• _Exercise instructions_:
Every line holding the string "DOJMY" should be gathered.

• _Extracted records_:
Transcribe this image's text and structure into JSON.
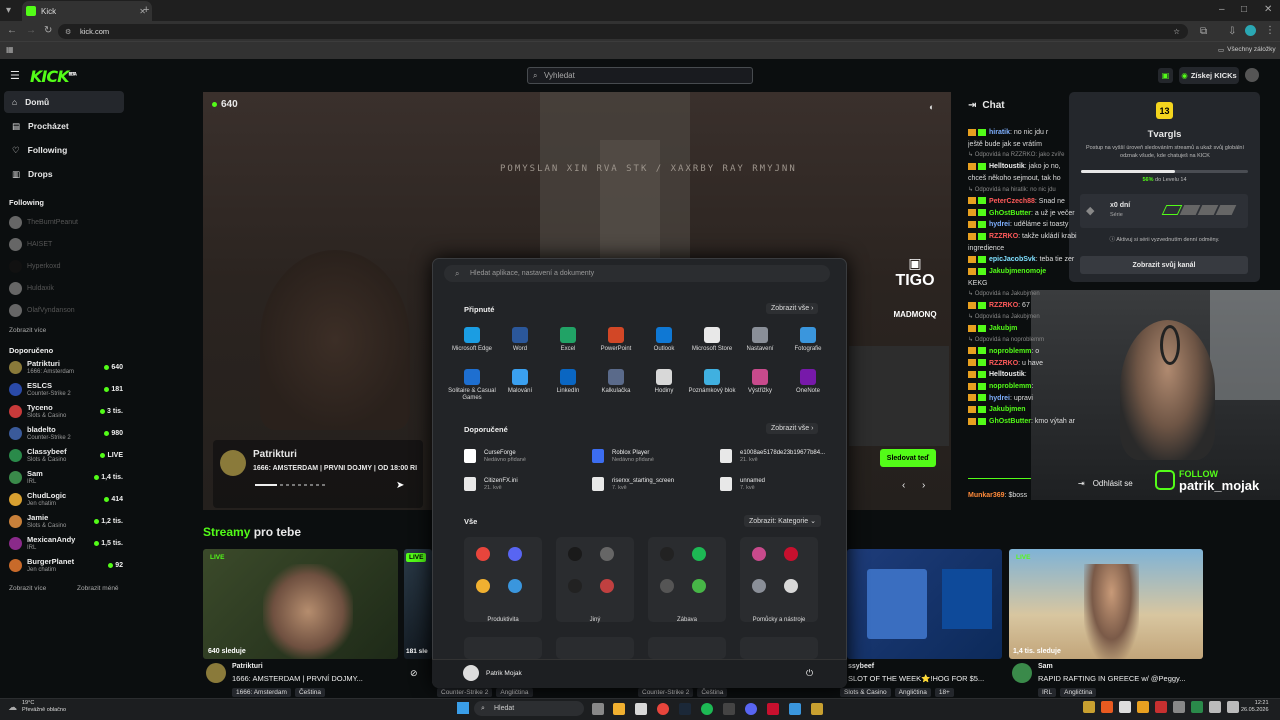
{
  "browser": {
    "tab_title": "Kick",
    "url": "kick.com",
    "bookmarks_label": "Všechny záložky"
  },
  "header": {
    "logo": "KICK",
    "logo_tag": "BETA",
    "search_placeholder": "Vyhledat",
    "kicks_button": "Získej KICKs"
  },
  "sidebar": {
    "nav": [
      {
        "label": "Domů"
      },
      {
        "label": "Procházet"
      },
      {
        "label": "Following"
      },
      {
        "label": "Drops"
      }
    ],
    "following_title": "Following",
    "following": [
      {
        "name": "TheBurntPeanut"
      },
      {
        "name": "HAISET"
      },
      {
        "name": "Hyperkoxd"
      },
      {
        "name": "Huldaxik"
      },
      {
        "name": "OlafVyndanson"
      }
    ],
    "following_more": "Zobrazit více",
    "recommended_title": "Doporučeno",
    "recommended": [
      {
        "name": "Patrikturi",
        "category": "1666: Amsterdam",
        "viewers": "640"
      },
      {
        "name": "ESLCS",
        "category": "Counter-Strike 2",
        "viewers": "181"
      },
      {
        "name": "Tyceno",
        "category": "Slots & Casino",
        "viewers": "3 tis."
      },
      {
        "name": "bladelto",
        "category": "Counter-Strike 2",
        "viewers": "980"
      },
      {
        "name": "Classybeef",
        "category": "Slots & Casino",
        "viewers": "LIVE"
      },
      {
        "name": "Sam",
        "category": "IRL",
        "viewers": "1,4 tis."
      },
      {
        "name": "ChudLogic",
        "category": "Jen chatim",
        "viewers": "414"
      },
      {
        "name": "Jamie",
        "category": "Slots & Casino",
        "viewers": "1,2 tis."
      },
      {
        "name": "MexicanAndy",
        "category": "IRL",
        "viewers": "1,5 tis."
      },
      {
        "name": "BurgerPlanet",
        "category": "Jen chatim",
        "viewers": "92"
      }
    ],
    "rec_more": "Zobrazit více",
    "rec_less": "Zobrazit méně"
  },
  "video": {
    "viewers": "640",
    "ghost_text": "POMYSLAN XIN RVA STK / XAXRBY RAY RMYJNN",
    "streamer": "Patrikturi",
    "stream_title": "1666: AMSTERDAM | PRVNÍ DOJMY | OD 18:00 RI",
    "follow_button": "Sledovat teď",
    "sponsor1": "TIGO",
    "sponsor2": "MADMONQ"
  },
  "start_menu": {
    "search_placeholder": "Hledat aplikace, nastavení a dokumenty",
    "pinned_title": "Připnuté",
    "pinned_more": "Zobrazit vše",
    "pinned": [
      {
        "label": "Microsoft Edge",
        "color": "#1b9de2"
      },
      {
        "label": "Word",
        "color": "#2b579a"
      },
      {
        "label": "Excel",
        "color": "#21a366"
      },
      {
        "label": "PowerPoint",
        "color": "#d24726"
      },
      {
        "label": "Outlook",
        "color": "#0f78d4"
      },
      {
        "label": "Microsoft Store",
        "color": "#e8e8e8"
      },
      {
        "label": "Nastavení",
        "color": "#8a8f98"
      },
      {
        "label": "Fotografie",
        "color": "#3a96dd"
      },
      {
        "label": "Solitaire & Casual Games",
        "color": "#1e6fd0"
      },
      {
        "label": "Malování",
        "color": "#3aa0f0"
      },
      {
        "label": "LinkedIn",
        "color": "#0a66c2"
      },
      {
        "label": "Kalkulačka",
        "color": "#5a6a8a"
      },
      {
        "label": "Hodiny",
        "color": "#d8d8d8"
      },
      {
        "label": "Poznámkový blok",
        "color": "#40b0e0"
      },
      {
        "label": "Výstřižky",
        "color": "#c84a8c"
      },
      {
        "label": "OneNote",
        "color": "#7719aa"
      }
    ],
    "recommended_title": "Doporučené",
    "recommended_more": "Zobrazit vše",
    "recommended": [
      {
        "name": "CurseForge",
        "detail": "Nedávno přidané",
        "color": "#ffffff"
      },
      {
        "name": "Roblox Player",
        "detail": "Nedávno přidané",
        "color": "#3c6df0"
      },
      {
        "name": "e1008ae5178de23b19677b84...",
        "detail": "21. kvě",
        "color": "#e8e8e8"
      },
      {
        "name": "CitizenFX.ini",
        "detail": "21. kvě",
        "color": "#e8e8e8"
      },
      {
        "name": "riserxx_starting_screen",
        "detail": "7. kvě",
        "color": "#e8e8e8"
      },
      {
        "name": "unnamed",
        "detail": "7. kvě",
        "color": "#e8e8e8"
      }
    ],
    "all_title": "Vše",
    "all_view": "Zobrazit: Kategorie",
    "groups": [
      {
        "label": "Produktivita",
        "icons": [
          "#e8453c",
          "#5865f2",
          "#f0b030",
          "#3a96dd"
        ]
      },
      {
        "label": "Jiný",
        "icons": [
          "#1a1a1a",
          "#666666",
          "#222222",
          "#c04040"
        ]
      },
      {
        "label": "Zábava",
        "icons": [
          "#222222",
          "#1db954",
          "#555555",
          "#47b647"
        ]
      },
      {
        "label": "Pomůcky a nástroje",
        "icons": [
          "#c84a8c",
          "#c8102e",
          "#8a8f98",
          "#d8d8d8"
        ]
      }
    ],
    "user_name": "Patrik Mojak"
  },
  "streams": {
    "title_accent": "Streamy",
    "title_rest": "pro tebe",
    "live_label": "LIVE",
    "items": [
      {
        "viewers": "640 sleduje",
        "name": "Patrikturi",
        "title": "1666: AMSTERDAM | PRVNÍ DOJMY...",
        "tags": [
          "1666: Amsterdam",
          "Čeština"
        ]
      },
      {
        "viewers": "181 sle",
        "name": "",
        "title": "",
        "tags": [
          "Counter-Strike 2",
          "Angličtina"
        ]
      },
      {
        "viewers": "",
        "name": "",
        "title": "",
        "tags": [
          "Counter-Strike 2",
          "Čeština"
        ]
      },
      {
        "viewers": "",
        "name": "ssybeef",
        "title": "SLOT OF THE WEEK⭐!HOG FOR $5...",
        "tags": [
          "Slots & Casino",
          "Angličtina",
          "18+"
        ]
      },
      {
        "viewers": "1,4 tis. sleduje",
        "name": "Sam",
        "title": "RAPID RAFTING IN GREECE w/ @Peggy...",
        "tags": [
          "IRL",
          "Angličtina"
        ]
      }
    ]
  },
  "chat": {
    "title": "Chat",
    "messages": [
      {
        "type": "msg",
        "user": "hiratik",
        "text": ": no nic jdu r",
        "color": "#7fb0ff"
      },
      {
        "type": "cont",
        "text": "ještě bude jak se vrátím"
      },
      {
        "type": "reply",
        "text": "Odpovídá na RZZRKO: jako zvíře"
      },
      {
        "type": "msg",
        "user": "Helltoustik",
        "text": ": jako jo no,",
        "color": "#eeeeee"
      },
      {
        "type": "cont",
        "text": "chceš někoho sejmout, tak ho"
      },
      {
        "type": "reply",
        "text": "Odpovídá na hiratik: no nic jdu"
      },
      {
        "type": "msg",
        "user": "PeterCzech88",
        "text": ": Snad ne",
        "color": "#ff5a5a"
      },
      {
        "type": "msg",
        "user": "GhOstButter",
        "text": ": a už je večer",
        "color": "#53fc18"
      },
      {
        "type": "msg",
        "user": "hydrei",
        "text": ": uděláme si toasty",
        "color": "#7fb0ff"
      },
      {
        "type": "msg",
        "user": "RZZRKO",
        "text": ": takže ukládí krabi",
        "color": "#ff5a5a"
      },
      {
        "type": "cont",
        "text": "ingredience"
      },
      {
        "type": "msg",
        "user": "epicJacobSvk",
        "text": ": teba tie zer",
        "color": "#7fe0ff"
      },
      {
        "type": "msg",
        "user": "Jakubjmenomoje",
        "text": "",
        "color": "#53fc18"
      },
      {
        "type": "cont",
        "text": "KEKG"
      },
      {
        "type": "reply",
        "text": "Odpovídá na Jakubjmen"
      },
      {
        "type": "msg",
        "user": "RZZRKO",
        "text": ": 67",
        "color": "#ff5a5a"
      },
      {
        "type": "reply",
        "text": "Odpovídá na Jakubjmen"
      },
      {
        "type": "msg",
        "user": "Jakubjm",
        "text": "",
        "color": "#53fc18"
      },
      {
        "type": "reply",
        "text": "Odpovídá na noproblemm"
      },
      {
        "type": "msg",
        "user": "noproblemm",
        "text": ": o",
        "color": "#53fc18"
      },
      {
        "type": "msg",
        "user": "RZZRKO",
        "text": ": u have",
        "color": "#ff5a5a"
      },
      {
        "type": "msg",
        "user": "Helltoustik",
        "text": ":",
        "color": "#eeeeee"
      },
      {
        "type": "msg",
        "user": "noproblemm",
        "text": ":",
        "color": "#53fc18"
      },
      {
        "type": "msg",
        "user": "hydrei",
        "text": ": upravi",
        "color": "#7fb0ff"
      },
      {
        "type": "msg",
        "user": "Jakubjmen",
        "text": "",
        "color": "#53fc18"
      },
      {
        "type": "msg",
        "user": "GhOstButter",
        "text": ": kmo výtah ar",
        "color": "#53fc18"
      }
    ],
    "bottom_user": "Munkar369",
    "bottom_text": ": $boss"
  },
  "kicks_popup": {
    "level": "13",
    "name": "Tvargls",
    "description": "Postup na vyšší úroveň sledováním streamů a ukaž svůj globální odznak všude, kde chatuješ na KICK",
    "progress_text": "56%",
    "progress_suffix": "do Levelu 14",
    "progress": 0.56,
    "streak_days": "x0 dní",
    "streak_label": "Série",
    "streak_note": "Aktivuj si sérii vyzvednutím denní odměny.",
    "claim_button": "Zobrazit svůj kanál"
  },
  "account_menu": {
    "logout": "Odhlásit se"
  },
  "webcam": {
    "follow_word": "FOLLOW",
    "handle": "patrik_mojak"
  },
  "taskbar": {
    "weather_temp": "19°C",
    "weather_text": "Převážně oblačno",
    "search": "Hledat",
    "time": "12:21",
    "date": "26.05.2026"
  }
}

• _Written answer_:
    "stream_title": "1666: AMSTERDAM | PRVNÍ DOJMY | OD 18:00 RI",
        "title": "1666: AMSTERDAM | PRVNÍ DOJMY...",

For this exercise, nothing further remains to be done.